**Brief:** Copy everything in the listing below word for word, apart from any images.

:: Items ::

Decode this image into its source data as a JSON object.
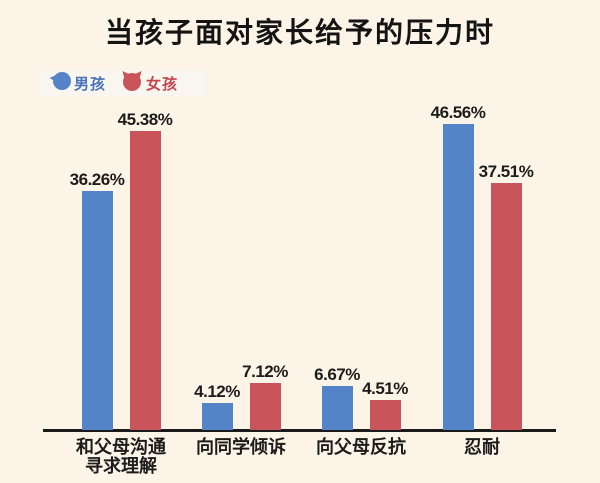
{
  "title": "当孩子面对家长给予的压力时",
  "legend": {
    "items": [
      {
        "label": "男孩",
        "color": "#5583c8",
        "text_color": "#4a73ba",
        "icon": "boy-ball-icon"
      },
      {
        "label": "女孩",
        "color": "#c9555a",
        "text_color": "#c4454d",
        "icon": "girl-ball-icon"
      }
    ]
  },
  "chart_data": {
    "type": "bar",
    "title": "当孩子面对家长给予的压力时",
    "categories": [
      "和父母沟通\n寻求理解",
      "向同学倾诉",
      "向父母反抗",
      "忍耐"
    ],
    "series": [
      {
        "name": "男孩",
        "color": "#5583c8",
        "values": [
          36.26,
          4.12,
          6.67,
          46.56
        ]
      },
      {
        "name": "女孩",
        "color": "#c9555a",
        "values": [
          45.38,
          7.12,
          4.51,
          37.51
        ]
      }
    ],
    "value_label_format": "percent_two_decimals",
    "unit": "%",
    "ylim": [
      0,
      50
    ],
    "grid": false,
    "y_axis_visible": false,
    "legend_position": "top-left",
    "colors": {
      "background": "#fcf4e6",
      "legend_background": "#f8f6ee",
      "axis": "#1a1a1a",
      "label_text": "#1c1c1c"
    }
  }
}
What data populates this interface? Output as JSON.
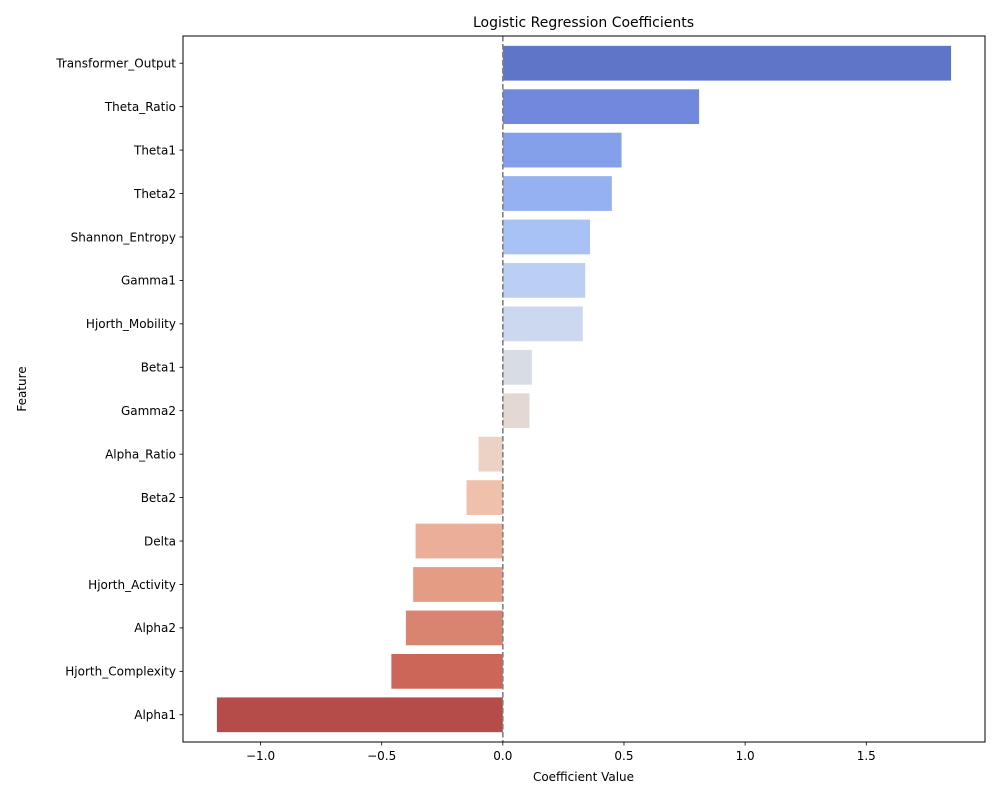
{
  "chart_data": {
    "type": "bar",
    "orientation": "horizontal",
    "title": "Logistic Regression Coefficients",
    "xlabel": "Coefficient Value",
    "ylabel": "Feature",
    "xlim": [
      -1.32,
      1.99
    ],
    "xticks": [
      -1.0,
      -0.5,
      0.0,
      0.5,
      1.0,
      1.5
    ],
    "xtick_labels": [
      "−1.0",
      "−0.5",
      "0.0",
      "0.5",
      "1.0",
      "1.5"
    ],
    "grid": false,
    "reference_line": {
      "x": 0,
      "style": "dashed",
      "color": "#808080"
    },
    "categories": [
      "Transformer_Output",
      "Theta_Ratio",
      "Theta1",
      "Theta2",
      "Shannon_Entropy",
      "Gamma1",
      "Hjorth_Mobility",
      "Beta1",
      "Gamma2",
      "Alpha_Ratio",
      "Beta2",
      "Delta",
      "Hjorth_Activity",
      "Alpha2",
      "Hjorth_Complexity",
      "Alpha1"
    ],
    "values": [
      1.85,
      0.81,
      0.49,
      0.45,
      0.36,
      0.34,
      0.33,
      0.12,
      0.11,
      -0.1,
      -0.15,
      -0.36,
      -0.37,
      -0.4,
      -0.46,
      -1.18
    ],
    "colors": [
      "#5f75c8",
      "#7188dc",
      "#84a0ea",
      "#96b1f2",
      "#a9c2f6",
      "#bbcff4",
      "#cbd8ef",
      "#d7dce5",
      "#e4d8d3",
      "#ecd2c4",
      "#efc1ad",
      "#ebae98",
      "#e49c84",
      "#d98470",
      "#cb6659",
      "#b64c4a"
    ]
  }
}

:::

**Written reply:**
Decode this image into its source data as a JSON object.
{
  "title": "当孩子面对家长给予的压力时",
  "legend": {
    "items": [
      {
        "label": "男孩",
        "color": "#5583c8",
        "text_color": "#4a73ba",
        "icon": "boy-ball-icon"
      },
      {
        "label": "女孩",
        "color": "#c9555a",
        "text_color": "#c4454d",
        "icon": "girl-ball-icon"
      }
    ]
  },
  "chart_data": {
    "type": "bar",
    "title": "当孩子面对家长给予的压力时",
    "categories": [
      "和父母沟通\n寻求理解",
      "向同学倾诉",
      "向父母反抗",
      "忍耐"
    ],
    "series": [
      {
        "name": "男孩",
        "color": "#5583c8",
        "values": [
          36.26,
          4.12,
          6.67,
          46.56
        ]
      },
      {
        "name": "女孩",
        "color": "#c9555a",
        "values": [
          45.38,
          7.12,
          4.51,
          37.51
        ]
      }
    ],
    "value_label_format": "percent_two_decimals",
    "unit": "%",
    "ylim": [
      0,
      50
    ],
    "grid": false,
    "y_axis_visible": false,
    "legend_position": "top-left",
    "colors": {
      "background": "#fcf4e6",
      "legend_background": "#f8f6ee",
      "axis": "#1a1a1a",
      "label_text": "#1c1c1c"
    }
  }
}
What data populates this interface? Output as JSON.
{
  "chart_data": {
    "type": "bar",
    "orientation": "horizontal",
    "title": "Logistic Regression Coefficients",
    "xlabel": "Coefficient Value",
    "ylabel": "Feature",
    "xlim": [
      -1.32,
      1.99
    ],
    "xticks": [
      -1.0,
      -0.5,
      0.0,
      0.5,
      1.0,
      1.5
    ],
    "xtick_labels": [
      "−1.0",
      "−0.5",
      "0.0",
      "0.5",
      "1.0",
      "1.5"
    ],
    "grid": false,
    "reference_line": {
      "x": 0,
      "style": "dashed",
      "color": "#808080"
    },
    "categories": [
      "Transformer_Output",
      "Theta_Ratio",
      "Theta1",
      "Theta2",
      "Shannon_Entropy",
      "Gamma1",
      "Hjorth_Mobility",
      "Beta1",
      "Gamma2",
      "Alpha_Ratio",
      "Beta2",
      "Delta",
      "Hjorth_Activity",
      "Alpha2",
      "Hjorth_Complexity",
      "Alpha1"
    ],
    "values": [
      1.85,
      0.81,
      0.49,
      0.45,
      0.36,
      0.34,
      0.33,
      0.12,
      0.11,
      -0.1,
      -0.15,
      -0.36,
      -0.37,
      -0.4,
      -0.46,
      -1.18
    ],
    "colors": [
      "#5f75c8",
      "#7188dc",
      "#84a0ea",
      "#96b1f2",
      "#a9c2f6",
      "#bbcff4",
      "#cbd8ef",
      "#d7dce5",
      "#e4d8d3",
      "#ecd2c4",
      "#efc1ad",
      "#ebae98",
      "#e49c84",
      "#d98470",
      "#cb6659",
      "#b64c4a"
    ]
  }
}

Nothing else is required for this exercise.